Go through the material below and copy all lines with "title".

Items from a figure collection:
-*-*-
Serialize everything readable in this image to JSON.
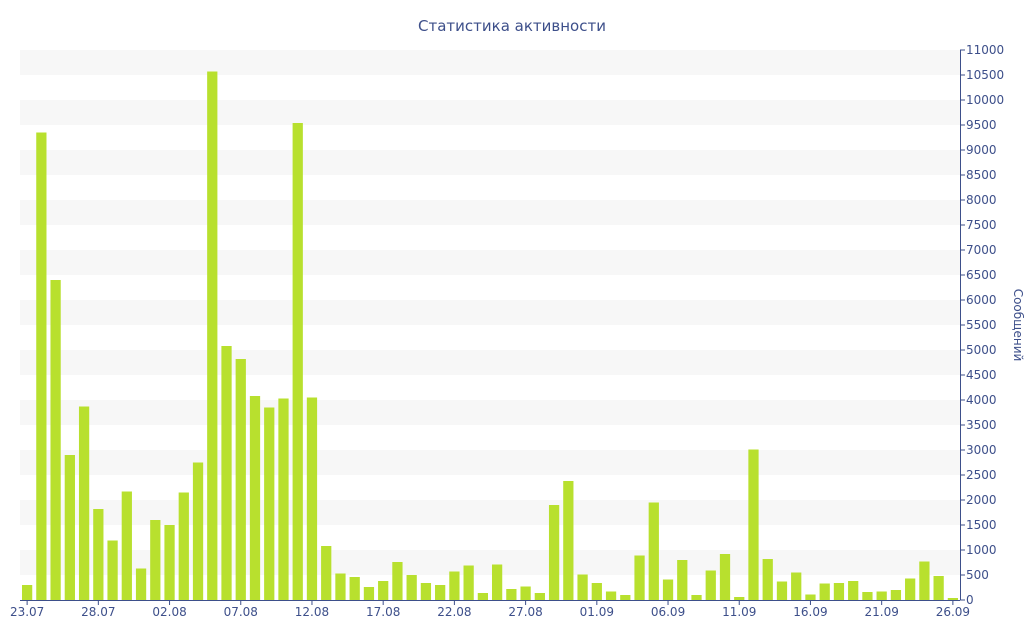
{
  "chart_data": {
    "type": "bar",
    "title": "Статистика активности",
    "xlabel": "",
    "ylabel": "Сообщений",
    "ylim": [
      0,
      11000
    ],
    "y_ticks": [
      0,
      500,
      1000,
      1500,
      2000,
      2500,
      3000,
      3500,
      4000,
      4500,
      5000,
      5500,
      6000,
      6500,
      7000,
      7500,
      8000,
      8500,
      9000,
      9500,
      10000,
      10500,
      11000
    ],
    "y_axis_position": "right",
    "grid": "alternating horizontal bands",
    "legend": "none",
    "x_tick_labels": [
      "23.07",
      "28.07",
      "02.08",
      "07.08",
      "12.08",
      "17.08",
      "22.08",
      "27.08",
      "01.09",
      "06.09",
      "11.09",
      "16.09",
      "21.09",
      "26.09"
    ],
    "x_tick_every": 5,
    "bar_color": "#b8e02e",
    "band_color": "#f7f7f7",
    "axis_color": "#3d4f8a",
    "values": [
      300,
      9350,
      6400,
      2900,
      3870,
      1820,
      1190,
      2170,
      630,
      1600,
      1500,
      2150,
      2750,
      10570,
      5080,
      4820,
      4080,
      3850,
      4030,
      9540,
      4050,
      1080,
      530,
      460,
      260,
      380,
      760,
      500,
      340,
      300,
      570,
      690,
      140,
      710,
      220,
      270,
      140,
      1900,
      2380,
      510,
      340,
      170,
      100,
      890,
      1950,
      410,
      800,
      100,
      590,
      920,
      60,
      3010,
      820,
      370,
      550,
      110,
      330,
      340,
      380,
      160,
      170,
      200,
      430,
      770,
      480,
      40
    ]
  }
}
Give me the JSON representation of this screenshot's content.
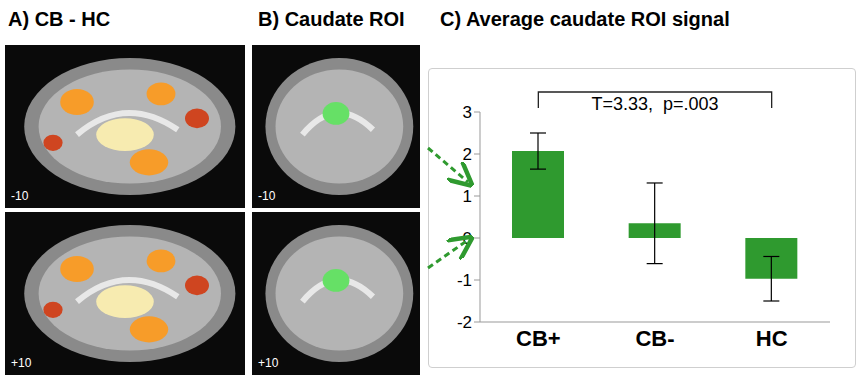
{
  "panels": [
    {
      "title": "A) CB - HC",
      "slices": [
        "-10",
        "+10"
      ]
    },
    {
      "title": "B) Caudate ROI",
      "slices": [
        "-10",
        "+10"
      ]
    }
  ],
  "chart_data": {
    "type": "bar",
    "title": "C) Average caudate ROI signal",
    "categories": [
      "CB+",
      "CB-",
      "HC"
    ],
    "values": [
      2.07,
      0.35,
      -0.97
    ],
    "errors": [
      0.43,
      0.96,
      0.53
    ],
    "color": "#2f9a2f",
    "ylim": [
      -2,
      3
    ],
    "yticks": [
      -2,
      -1,
      0,
      1,
      2,
      3
    ],
    "grid": false,
    "annotation": "T=3.33,  p=.003"
  }
}
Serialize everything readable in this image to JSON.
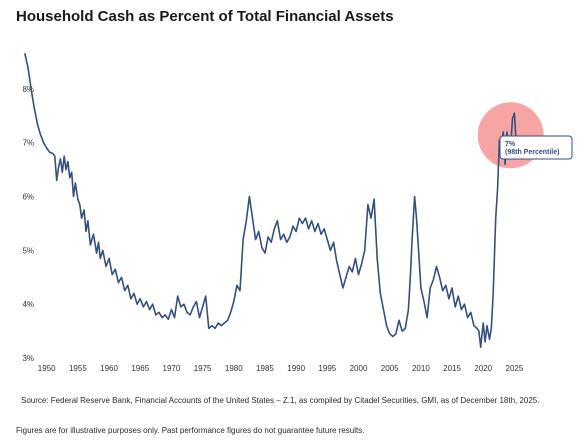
{
  "page": {
    "source_note": "Source: Federal Reserve Bank, Financial Accounts of the United States – Z.1, as compiled by Citadel Securities, GMI, as of December 18th, 2025.",
    "disclaimer": "Figures are for illustrative purposes only. Past performance figures do not guarantee future results."
  },
  "chart_data": {
    "type": "line",
    "title": "Household Cash as Percent of Total Financial Assets",
    "xlabel": "",
    "ylabel": "",
    "xlim": [
      1947,
      2027.5
    ],
    "ylim": [
      3,
      8.5
    ],
    "grid": false,
    "legend": "none",
    "y_ticks": [
      3,
      4,
      5,
      6,
      7,
      8
    ],
    "y_tick_labels": [
      "3%",
      "4%",
      "5%",
      "6%",
      "7%",
      "8%"
    ],
    "x_ticks": [
      1950,
      1955,
      1960,
      1965,
      1970,
      1975,
      1980,
      1985,
      1990,
      1995,
      2000,
      2005,
      2010,
      2015,
      2020,
      2025
    ],
    "x_tick_labels": [
      "1950",
      "1955",
      "1960",
      "1965",
      "1970",
      "1975",
      "1980",
      "1985",
      "1990",
      "1995",
      "2000",
      "2005",
      "2010",
      "2015",
      "2020",
      "2025"
    ],
    "series": [
      {
        "color": "#34507e",
        "x": [
          1946.5,
          1947,
          1947.5,
          1948,
          1948.5,
          1949,
          1949.5,
          1950,
          1950.5,
          1951,
          1951.3,
          1951.6,
          1951.9,
          1952.2,
          1952.5,
          1952.8,
          1953.1,
          1953.4,
          1953.7,
          1954,
          1954.3,
          1954.6,
          1955,
          1955.3,
          1955.6,
          1956,
          1956.3,
          1956.6,
          1957,
          1957.5,
          1958,
          1958.3,
          1958.6,
          1959,
          1959.5,
          1960,
          1960.5,
          1961,
          1961.5,
          1962,
          1962.5,
          1963,
          1963.5,
          1964,
          1964.5,
          1965,
          1965.5,
          1966,
          1966.5,
          1967,
          1967.5,
          1968,
          1968.5,
          1969,
          1969.5,
          1970,
          1970.5,
          1971,
          1971.5,
          1972,
          1972.5,
          1973,
          1973.5,
          1974,
          1974.5,
          1975,
          1975.5,
          1976,
          1976.5,
          1977,
          1977.5,
          1978,
          1978.5,
          1979,
          1979.5,
          1980,
          1980.5,
          1981,
          1981.5,
          1982,
          1982.5,
          1983,
          1983.5,
          1984,
          1984.5,
          1985,
          1985.5,
          1986,
          1986.5,
          1987,
          1987.5,
          1988,
          1988.5,
          1989,
          1989.5,
          1990,
          1990.5,
          1991,
          1991.5,
          1992,
          1992.5,
          1993,
          1993.5,
          1994,
          1994.5,
          1995,
          1995.5,
          1996,
          1996.5,
          1997,
          1997.5,
          1998,
          1998.5,
          1999,
          1999.5,
          2000,
          2000.5,
          2001,
          2001.5,
          2002,
          2002.5,
          2003,
          2003.5,
          2004,
          2004.5,
          2005,
          2005.5,
          2006,
          2006.5,
          2007,
          2007.5,
          2008,
          2008.3,
          2008.6,
          2009,
          2009.3,
          2009.6,
          2010,
          2010.5,
          2011,
          2011.5,
          2012,
          2012.5,
          2013,
          2013.5,
          2014,
          2014.5,
          2015,
          2015.5,
          2016,
          2016.5,
          2017,
          2017.5,
          2018,
          2018.5,
          2019,
          2019.3,
          2019.6,
          2020,
          2020.3,
          2020.6,
          2021,
          2021.3,
          2021.6,
          2022,
          2022.3,
          2022.6,
          2022.9,
          2023.2,
          2023.5,
          2023.8,
          2024.1,
          2024.4,
          2024.7,
          2025,
          2025.3,
          2025.6
        ],
        "y": [
          8.65,
          8.4,
          8.0,
          7.65,
          7.35,
          7.15,
          7.0,
          6.9,
          6.82,
          6.8,
          6.75,
          6.3,
          6.55,
          6.7,
          6.45,
          6.75,
          6.5,
          6.65,
          6.35,
          6.45,
          6.0,
          6.25,
          5.95,
          5.85,
          5.6,
          5.75,
          5.35,
          5.55,
          5.1,
          5.3,
          4.95,
          5.15,
          4.85,
          5.0,
          4.7,
          4.85,
          4.55,
          4.65,
          4.4,
          4.5,
          4.25,
          4.35,
          4.1,
          4.2,
          4.0,
          4.1,
          3.95,
          4.05,
          3.9,
          4.0,
          3.8,
          3.85,
          3.75,
          3.8,
          3.72,
          3.9,
          3.75,
          4.15,
          3.95,
          4.0,
          3.85,
          3.8,
          3.95,
          4.05,
          3.75,
          3.95,
          4.15,
          3.55,
          3.6,
          3.55,
          3.65,
          3.6,
          3.65,
          3.7,
          3.85,
          4.05,
          4.35,
          4.25,
          5.2,
          5.55,
          6.0,
          5.6,
          5.2,
          5.35,
          5.05,
          4.95,
          5.25,
          5.15,
          5.4,
          5.55,
          5.2,
          5.3,
          5.15,
          5.25,
          5.45,
          5.35,
          5.6,
          5.5,
          5.6,
          5.4,
          5.55,
          5.35,
          5.5,
          5.3,
          5.4,
          5.2,
          5.0,
          5.15,
          4.8,
          4.55,
          4.3,
          4.5,
          4.7,
          4.6,
          4.85,
          4.55,
          4.75,
          5.0,
          5.85,
          5.6,
          5.95,
          4.85,
          4.2,
          3.9,
          3.6,
          3.45,
          3.4,
          3.45,
          3.7,
          3.5,
          3.55,
          3.9,
          4.5,
          5.2,
          6.0,
          5.6,
          5.05,
          4.3,
          4.05,
          3.75,
          4.3,
          4.45,
          4.7,
          4.5,
          4.25,
          4.35,
          4.1,
          4.3,
          3.95,
          4.15,
          3.9,
          4.0,
          3.75,
          3.85,
          3.6,
          3.55,
          3.5,
          3.2,
          3.65,
          3.3,
          3.6,
          3.35,
          3.55,
          4.2,
          5.6,
          6.15,
          7.05,
          6.8,
          7.2,
          6.6,
          7.2,
          6.85,
          6.95,
          7.45,
          7.55,
          6.95,
          7.1
        ]
      }
    ],
    "annotation": {
      "text_line1": "7%",
      "text_line2": "(98th Percentile)",
      "x": 2024.4,
      "y": 7.25,
      "highlight_color": "#f15a5a"
    }
  }
}
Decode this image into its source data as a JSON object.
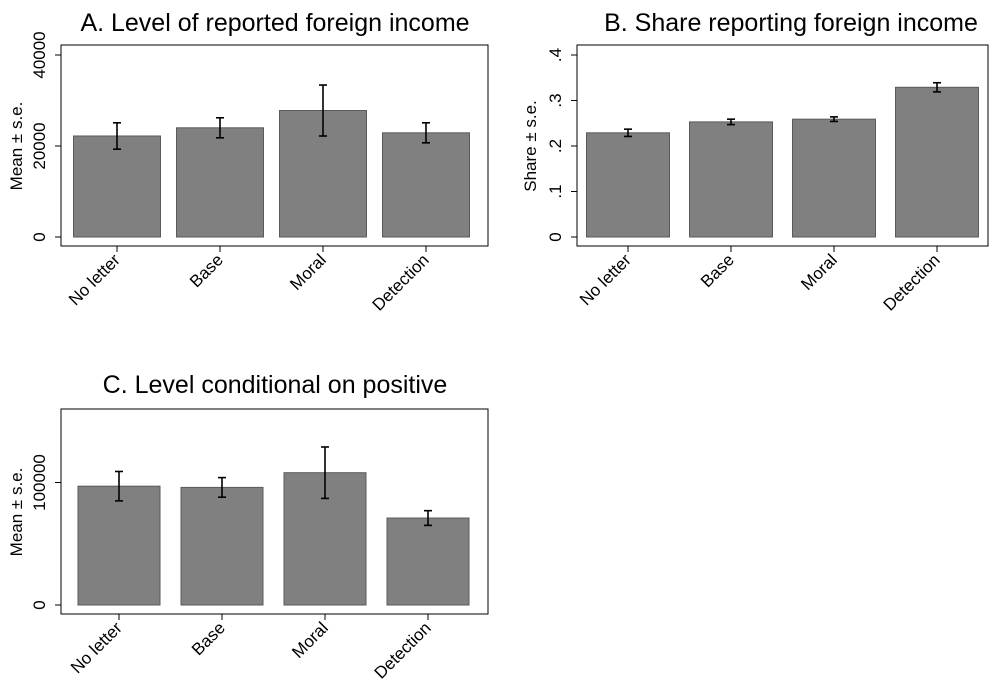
{
  "chart_data": [
    {
      "type": "bar",
      "title": "A. Level of reported foreign income",
      "ylabel": "Mean ± s.e.",
      "categories": [
        "No letter",
        "Base",
        "Moral",
        "Detection"
      ],
      "values": [
        22200,
        24000,
        27800,
        22900
      ],
      "errors": [
        2900,
        2200,
        5600,
        2200
      ],
      "ylim": [
        0,
        40000
      ],
      "yticks": [
        {
          "value": 0,
          "label": "0"
        },
        {
          "value": 20000,
          "label": "20000"
        },
        {
          "value": 40000,
          "label": "40000"
        }
      ],
      "bar_color": "#808080",
      "grid": false
    },
    {
      "type": "bar",
      "title": "B. Share reporting foreign income",
      "ylabel": "Share ± s.e.",
      "categories": [
        "No letter",
        "Base",
        "Moral",
        "Detection"
      ],
      "values": [
        0.229,
        0.253,
        0.259,
        0.329
      ],
      "errors": [
        0.008,
        0.006,
        0.005,
        0.01
      ],
      "ylim": [
        0,
        0.4
      ],
      "yticks": [
        {
          "value": 0,
          "label": "0"
        },
        {
          "value": 0.1,
          "label": ".1"
        },
        {
          "value": 0.2,
          "label": ".2"
        },
        {
          "value": 0.3,
          "label": ".3"
        },
        {
          "value": 0.4,
          "label": ".4"
        }
      ],
      "bar_color": "#808080",
      "grid": false
    },
    {
      "type": "bar",
      "title": "C. Level conditional on positive",
      "ylabel": "Mean ± s.e.",
      "categories": [
        "No letter",
        "Base",
        "Moral",
        "Detection"
      ],
      "values": [
        97000,
        96000,
        108000,
        71000
      ],
      "errors": [
        12000,
        8000,
        21000,
        6000
      ],
      "ylim": [
        0,
        160000
      ],
      "yticks": [
        {
          "value": 0,
          "label": "0"
        },
        {
          "value": 100000,
          "label": "100000"
        }
      ],
      "bar_color": "#808080",
      "grid": false
    }
  ]
}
-*-*-
#### Completed task
    "title": "Статистика активности",
      "title": "A) CB - HC",
      "title": "B) Caudate ROI",
    "title": "C) Average caudate ROI signal",
    "title": "Household Cash as Percent of Total Financial Assets",
      "title": "A. Level of reported foreign income",
      "title": "B. Share reporting foreign income",
      "title": "C. Level conditional on positive",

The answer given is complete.